[start Listed entries]
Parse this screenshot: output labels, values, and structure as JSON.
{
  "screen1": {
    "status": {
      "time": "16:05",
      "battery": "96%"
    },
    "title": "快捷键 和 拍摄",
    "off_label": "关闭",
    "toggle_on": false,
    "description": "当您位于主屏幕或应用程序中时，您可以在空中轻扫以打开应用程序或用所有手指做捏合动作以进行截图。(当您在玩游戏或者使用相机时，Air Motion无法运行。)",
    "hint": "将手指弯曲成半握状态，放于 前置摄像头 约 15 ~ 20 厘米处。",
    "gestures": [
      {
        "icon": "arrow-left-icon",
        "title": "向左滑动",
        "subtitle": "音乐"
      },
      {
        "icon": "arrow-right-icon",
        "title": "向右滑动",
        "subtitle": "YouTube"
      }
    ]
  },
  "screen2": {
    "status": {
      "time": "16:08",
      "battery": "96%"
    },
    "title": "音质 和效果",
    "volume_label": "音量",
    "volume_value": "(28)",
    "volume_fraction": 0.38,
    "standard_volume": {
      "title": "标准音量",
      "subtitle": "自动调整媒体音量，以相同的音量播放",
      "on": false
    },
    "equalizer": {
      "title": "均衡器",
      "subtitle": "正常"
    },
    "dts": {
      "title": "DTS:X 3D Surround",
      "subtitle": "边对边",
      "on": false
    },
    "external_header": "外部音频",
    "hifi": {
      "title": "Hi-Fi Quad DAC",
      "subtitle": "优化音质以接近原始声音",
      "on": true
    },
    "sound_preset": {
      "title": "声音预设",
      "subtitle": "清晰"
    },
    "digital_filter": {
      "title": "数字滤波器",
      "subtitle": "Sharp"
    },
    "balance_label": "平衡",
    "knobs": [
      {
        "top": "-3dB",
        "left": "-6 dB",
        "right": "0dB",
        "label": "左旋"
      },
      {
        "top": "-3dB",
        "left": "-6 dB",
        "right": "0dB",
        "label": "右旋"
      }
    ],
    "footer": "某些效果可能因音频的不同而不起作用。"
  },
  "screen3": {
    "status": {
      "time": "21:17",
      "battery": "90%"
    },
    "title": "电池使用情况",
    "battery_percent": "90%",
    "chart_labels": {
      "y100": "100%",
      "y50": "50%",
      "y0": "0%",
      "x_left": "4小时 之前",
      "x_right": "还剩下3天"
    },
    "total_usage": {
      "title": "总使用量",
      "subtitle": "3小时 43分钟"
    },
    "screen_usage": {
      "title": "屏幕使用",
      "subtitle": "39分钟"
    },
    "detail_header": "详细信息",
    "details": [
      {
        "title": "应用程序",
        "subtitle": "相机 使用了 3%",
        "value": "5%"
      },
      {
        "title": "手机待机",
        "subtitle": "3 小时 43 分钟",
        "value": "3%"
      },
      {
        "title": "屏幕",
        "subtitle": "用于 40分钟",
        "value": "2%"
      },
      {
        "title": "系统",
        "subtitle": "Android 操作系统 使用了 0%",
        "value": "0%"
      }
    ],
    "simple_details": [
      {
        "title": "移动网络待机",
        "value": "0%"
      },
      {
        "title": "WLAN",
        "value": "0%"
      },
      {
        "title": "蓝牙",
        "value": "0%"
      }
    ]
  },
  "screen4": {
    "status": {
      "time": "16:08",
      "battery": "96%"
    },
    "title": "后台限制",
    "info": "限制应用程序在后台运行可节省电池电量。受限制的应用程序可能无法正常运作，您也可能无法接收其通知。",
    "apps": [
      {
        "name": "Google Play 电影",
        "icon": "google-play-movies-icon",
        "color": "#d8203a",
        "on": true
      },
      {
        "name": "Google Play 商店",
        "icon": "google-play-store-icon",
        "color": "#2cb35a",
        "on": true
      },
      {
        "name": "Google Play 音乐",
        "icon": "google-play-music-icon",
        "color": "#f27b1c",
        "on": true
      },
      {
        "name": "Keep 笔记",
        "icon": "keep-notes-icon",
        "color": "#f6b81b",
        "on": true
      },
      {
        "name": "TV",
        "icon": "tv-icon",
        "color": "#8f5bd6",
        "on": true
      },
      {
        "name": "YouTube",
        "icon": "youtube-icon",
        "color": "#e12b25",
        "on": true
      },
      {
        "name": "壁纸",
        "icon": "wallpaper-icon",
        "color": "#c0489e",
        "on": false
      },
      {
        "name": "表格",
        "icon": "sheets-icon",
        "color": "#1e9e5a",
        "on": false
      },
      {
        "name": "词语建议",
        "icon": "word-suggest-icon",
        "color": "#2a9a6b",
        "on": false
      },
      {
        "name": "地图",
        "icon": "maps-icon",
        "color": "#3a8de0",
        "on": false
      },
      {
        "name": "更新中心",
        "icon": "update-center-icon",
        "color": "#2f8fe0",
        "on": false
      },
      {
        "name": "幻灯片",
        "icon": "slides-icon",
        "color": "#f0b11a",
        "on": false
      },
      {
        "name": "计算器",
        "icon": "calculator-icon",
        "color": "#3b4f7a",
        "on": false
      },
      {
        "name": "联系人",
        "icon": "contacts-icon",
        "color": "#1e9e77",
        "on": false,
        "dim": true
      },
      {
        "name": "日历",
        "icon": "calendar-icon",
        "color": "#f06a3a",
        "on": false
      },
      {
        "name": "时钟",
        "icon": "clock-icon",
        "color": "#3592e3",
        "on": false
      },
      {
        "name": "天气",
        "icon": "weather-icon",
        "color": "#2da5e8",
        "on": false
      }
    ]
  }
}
[end Listed entries]
[start Listed entries]
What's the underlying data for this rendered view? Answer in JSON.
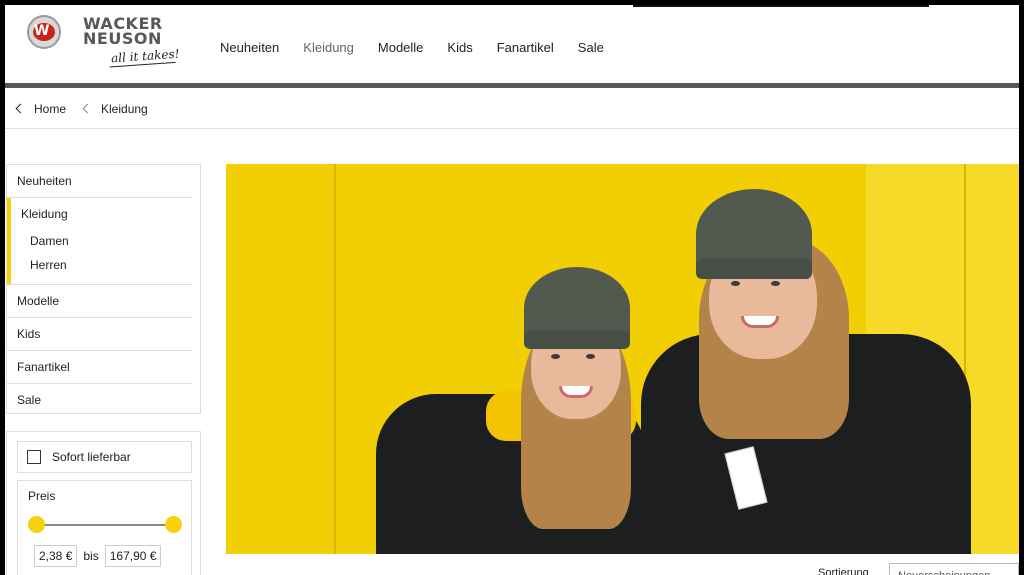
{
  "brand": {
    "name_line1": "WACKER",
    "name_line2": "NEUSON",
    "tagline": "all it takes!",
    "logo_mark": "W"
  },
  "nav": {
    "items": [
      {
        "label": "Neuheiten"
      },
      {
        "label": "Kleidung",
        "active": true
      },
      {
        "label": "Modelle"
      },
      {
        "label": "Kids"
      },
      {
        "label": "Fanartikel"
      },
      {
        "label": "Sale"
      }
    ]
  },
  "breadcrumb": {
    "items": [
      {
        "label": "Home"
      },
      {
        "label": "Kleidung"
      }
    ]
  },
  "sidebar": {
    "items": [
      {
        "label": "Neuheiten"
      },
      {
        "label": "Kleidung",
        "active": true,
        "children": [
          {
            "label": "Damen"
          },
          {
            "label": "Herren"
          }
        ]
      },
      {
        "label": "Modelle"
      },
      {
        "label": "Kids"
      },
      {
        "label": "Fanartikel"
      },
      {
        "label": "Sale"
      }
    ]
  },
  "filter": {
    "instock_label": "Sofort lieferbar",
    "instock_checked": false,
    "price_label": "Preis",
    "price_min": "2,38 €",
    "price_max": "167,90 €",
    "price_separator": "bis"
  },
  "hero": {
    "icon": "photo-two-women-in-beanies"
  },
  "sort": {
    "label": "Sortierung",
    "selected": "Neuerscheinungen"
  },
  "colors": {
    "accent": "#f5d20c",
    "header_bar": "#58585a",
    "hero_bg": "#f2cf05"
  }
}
[end Listed entries]
[start Listed entries]
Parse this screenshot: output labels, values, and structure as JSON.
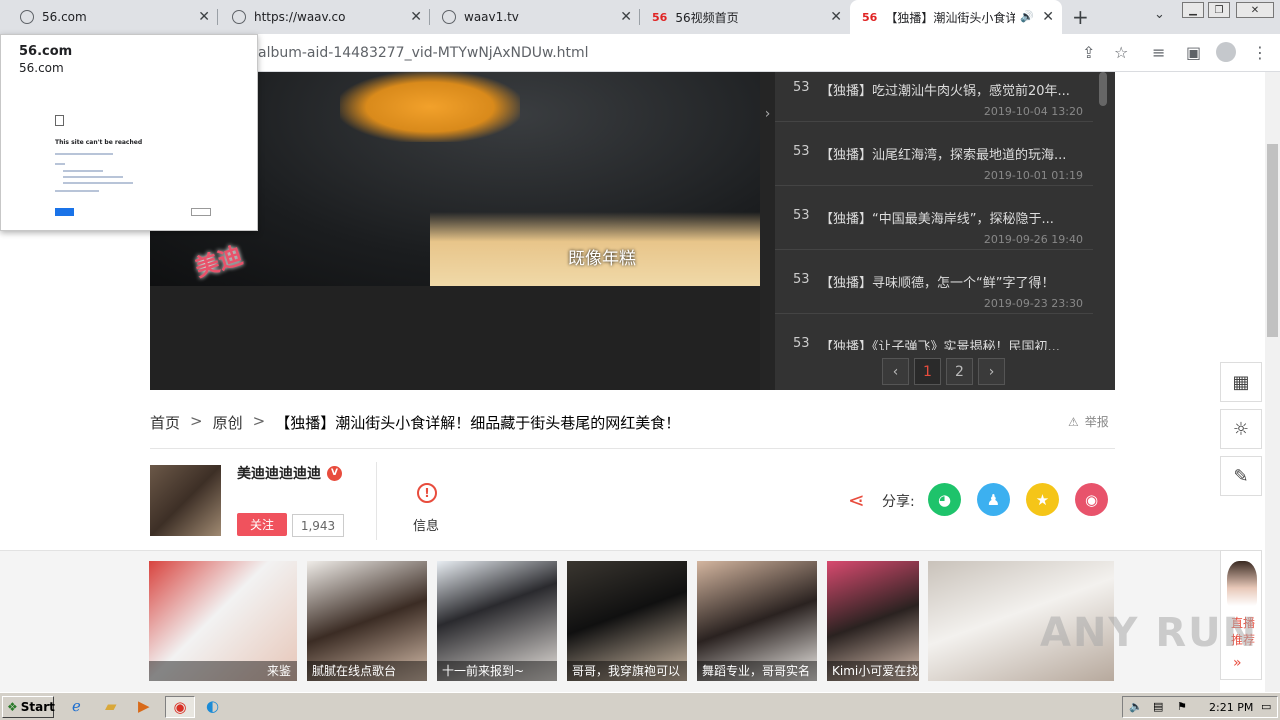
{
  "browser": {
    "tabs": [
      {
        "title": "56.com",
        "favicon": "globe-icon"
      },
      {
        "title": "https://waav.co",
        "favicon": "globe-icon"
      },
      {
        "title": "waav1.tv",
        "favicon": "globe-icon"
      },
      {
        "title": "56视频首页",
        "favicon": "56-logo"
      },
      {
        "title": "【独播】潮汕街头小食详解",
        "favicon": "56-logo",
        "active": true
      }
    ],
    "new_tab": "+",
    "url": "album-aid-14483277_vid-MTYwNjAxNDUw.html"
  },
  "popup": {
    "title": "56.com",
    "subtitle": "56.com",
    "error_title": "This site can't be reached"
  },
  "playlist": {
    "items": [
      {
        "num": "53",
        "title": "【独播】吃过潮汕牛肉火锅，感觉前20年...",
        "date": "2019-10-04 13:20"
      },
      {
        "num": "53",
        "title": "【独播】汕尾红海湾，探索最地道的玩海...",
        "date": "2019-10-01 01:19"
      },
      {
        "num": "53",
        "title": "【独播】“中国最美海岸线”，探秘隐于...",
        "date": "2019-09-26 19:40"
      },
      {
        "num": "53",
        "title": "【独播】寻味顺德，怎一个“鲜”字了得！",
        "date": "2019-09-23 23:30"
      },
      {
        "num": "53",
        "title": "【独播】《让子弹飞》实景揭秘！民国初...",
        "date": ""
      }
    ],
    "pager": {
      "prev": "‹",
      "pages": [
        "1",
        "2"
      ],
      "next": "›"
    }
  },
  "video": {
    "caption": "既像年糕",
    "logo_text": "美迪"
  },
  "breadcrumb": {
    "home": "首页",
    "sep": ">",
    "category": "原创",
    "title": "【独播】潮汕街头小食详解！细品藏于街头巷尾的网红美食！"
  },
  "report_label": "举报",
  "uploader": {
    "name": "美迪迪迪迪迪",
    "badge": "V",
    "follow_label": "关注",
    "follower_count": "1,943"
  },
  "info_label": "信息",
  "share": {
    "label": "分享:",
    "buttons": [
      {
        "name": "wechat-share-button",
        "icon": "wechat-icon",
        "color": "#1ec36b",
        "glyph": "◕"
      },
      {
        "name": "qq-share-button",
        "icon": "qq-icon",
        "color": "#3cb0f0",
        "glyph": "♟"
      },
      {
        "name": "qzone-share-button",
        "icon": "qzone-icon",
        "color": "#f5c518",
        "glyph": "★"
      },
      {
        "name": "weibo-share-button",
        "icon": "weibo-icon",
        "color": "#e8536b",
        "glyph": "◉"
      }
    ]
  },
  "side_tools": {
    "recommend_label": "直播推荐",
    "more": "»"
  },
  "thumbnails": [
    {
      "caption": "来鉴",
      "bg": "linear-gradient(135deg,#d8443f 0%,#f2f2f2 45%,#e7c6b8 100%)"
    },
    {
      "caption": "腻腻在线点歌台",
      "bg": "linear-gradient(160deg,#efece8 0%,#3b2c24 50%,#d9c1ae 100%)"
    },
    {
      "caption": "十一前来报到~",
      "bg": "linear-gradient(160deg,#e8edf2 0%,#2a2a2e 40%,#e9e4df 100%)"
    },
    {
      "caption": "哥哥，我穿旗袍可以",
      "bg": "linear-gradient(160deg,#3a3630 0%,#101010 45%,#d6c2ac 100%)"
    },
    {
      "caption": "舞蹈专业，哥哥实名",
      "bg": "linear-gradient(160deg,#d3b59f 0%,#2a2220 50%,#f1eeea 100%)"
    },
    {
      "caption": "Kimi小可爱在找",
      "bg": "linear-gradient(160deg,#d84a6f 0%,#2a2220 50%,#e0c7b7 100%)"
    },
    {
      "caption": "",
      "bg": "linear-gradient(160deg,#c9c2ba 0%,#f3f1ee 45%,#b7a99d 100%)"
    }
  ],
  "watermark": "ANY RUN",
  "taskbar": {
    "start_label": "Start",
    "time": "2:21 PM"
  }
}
[end Listed entries]
_Task requirements:_ Scan the material line by line and report each one that contains "gradient".

_The output:_
      "bg": "linear-gradient(135deg,#d8443f 0%,#f2f2f2 45%,#e7c6b8 100%)"
      "bg": "linear-gradient(160deg,#efece8 0%,#3b2c24 50%,#d9c1ae 100%)"
      "bg": "linear-gradient(160deg,#e8edf2 0%,#2a2a2e 40%,#e9e4df 100%)"
      "bg": "linear-gradient(160deg,#3a3630 0%,#101010 45%,#d6c2ac 100%)"
      "bg": "linear-gradient(160deg,#d3b59f 0%,#2a2220 50%,#f1eeea 100%)"
      "bg": "linear-gradient(160deg,#d84a6f 0%,#2a2220 50%,#e0c7b7 100%)"
      "bg": "linear-gradient(160deg,#c9c2ba 0%,#f3f1ee 45%,#b7a99d 100%)"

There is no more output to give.